• _Given request_
Locate each line with the string "ARIMAX" in the listing below and copy it.

#### Stored rows

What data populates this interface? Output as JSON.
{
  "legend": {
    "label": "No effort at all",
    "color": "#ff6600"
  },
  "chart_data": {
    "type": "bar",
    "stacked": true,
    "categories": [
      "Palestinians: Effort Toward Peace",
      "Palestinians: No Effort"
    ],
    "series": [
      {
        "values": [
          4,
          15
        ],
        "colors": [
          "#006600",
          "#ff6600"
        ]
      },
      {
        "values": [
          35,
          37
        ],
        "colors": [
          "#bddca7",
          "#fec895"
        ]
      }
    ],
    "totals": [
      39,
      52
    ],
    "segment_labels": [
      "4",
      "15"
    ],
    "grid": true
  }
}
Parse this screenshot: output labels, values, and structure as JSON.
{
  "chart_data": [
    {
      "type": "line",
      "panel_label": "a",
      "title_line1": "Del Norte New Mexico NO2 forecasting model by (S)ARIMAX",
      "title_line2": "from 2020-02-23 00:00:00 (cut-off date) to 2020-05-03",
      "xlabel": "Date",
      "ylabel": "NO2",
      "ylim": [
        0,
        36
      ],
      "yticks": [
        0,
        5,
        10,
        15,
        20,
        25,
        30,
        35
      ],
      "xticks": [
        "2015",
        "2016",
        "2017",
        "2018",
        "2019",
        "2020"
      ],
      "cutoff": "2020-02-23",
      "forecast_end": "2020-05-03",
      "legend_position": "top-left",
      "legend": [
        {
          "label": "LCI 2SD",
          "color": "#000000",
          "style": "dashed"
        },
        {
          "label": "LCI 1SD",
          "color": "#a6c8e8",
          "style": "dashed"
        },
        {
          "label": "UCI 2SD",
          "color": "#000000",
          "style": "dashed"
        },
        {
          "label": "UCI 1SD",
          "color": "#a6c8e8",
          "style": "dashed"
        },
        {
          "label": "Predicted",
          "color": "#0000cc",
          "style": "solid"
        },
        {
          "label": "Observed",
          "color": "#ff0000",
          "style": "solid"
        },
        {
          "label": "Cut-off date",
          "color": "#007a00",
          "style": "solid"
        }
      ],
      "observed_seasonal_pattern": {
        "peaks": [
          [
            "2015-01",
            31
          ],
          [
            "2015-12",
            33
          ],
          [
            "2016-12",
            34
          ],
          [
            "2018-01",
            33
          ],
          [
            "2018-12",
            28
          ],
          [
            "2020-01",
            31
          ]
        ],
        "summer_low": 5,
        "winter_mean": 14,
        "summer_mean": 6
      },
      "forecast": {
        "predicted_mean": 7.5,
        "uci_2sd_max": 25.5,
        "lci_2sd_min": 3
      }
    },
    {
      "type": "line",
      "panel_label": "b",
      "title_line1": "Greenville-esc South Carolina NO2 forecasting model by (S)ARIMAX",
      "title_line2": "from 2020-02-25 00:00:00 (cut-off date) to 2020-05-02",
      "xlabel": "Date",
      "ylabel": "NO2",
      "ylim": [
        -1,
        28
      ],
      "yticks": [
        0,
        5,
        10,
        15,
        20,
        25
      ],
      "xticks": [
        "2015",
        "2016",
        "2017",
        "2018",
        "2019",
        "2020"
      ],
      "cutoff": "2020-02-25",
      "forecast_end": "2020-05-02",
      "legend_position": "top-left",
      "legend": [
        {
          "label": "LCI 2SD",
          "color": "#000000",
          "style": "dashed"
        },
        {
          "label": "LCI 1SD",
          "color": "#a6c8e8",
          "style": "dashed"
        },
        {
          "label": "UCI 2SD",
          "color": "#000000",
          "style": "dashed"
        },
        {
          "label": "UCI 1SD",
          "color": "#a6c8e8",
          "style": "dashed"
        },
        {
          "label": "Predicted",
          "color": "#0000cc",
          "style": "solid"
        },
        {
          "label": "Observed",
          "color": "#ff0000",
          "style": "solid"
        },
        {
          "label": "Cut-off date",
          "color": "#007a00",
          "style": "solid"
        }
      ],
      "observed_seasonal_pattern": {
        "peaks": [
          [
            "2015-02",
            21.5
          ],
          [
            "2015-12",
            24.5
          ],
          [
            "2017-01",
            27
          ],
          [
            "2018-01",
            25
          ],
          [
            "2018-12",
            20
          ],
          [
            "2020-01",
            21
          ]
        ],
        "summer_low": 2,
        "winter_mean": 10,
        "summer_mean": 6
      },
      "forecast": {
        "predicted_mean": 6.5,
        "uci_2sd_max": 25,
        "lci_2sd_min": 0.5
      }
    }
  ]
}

########

• _Response to this task_
      "title_line1": "Del Norte New Mexico NO2 forecasting model by (S)ARIMAX",
      "title_line1": "Greenville-esc South Carolina NO2 forecasting model by (S)ARIMAX",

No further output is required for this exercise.